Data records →
□ □ □ □

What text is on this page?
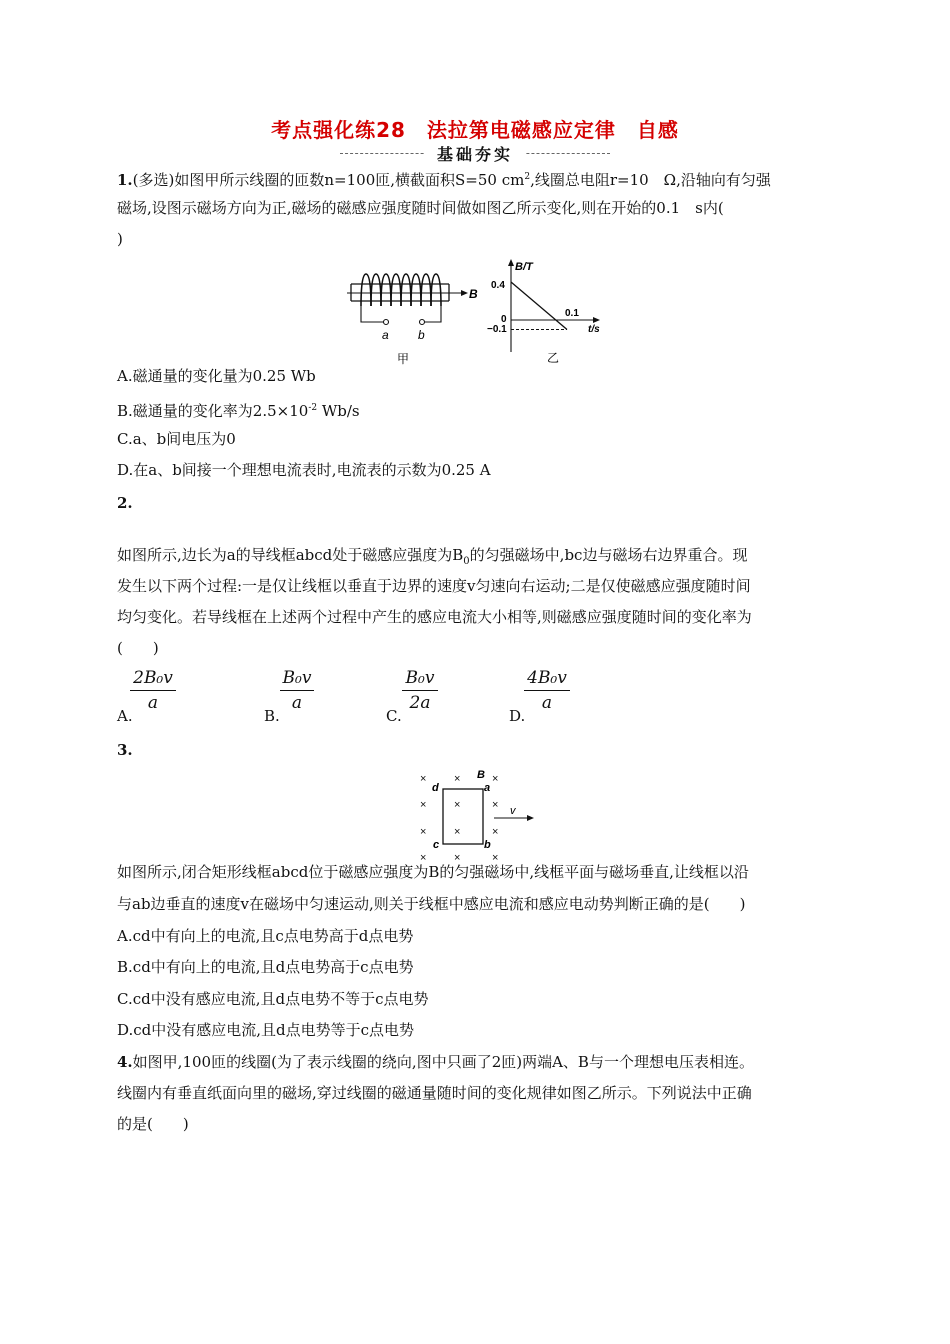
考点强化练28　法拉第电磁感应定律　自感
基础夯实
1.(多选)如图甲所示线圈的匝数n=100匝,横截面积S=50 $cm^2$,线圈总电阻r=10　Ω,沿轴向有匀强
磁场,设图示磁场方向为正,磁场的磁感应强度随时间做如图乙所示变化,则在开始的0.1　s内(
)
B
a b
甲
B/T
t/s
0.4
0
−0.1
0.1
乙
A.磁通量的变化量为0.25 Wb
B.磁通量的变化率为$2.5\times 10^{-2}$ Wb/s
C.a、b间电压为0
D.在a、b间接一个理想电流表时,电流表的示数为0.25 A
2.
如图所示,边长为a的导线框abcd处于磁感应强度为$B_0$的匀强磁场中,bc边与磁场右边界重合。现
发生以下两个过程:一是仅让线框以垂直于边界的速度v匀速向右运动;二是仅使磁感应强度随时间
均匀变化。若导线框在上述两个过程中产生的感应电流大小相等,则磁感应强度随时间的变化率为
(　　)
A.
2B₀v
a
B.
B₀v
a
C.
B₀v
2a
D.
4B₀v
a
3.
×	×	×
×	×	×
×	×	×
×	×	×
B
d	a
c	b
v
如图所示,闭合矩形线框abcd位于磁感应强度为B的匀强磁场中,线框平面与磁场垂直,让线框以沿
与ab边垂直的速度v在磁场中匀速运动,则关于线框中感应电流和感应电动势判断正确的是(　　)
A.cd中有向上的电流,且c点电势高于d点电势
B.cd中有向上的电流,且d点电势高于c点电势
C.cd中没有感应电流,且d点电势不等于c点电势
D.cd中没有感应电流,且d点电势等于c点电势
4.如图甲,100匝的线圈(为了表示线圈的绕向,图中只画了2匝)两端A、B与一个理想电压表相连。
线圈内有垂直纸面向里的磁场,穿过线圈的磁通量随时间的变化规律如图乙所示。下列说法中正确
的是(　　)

□ □ □ □

What you are asked to do → Repeat the data exactly, dropping every picture it holds.

Result of this task →
What text is on this page?
考点强化练28　法拉第电磁感应定律　自感
基础夯实
1.(多选)如图甲所示线圈的匝数n=100匝,横截面积S=50 $cm^2$,线圈总电阻r=10　Ω,沿轴向有匀强
磁场,设图示磁场方向为正,磁场的磁感应强度随时间做如图乙所示变化,则在开始的0.1　s内(
)
B
a b
甲
B/T
t/s
0.4
0
−0.1
0.1
乙
A.磁通量的变化量为0.25 Wb
B.磁通量的变化率为$2.5\times 10^{-2}$ Wb/s
C.a、b间电压为0
D.在a、b间接一个理想电流表时,电流表的示数为0.25 A
2.
如图所示,边长为a的导线框abcd处于磁感应强度为$B_0$的匀强磁场中,bc边与磁场右边界重合。现
发生以下两个过程:一是仅让线框以垂直于边界的速度v匀速向右运动;二是仅使磁感应强度随时间
均匀变化。若导线框在上述两个过程中产生的感应电流大小相等,则磁感应强度随时间的变化率为
(　　)
A.
2B₀v
a
B.
B₀v
a
C.
B₀v
2a
D.
4B₀v
a
3.
×	×	×
×	×	×
×	×	×
×	×	×
B
d	a
c	b
v
如图所示,闭合矩形线框abcd位于磁感应强度为B的匀强磁场中,线框平面与磁场垂直,让线框以沿
与ab边垂直的速度v在磁场中匀速运动,则关于线框中感应电流和感应电动势判断正确的是(　　)
A.cd中有向上的电流,且c点电势高于d点电势
B.cd中有向上的电流,且d点电势高于c点电势
C.cd中没有感应电流,且d点电势不等于c点电势
D.cd中没有感应电流,且d点电势等于c点电势
4.如图甲,100匝的线圈(为了表示线圈的绕向,图中只画了2匝)两端A、B与一个理想电压表相连。
线圈内有垂直纸面向里的磁场,穿过线圈的磁通量随时间的变化规律如图乙所示。下列说法中正确
的是(　　)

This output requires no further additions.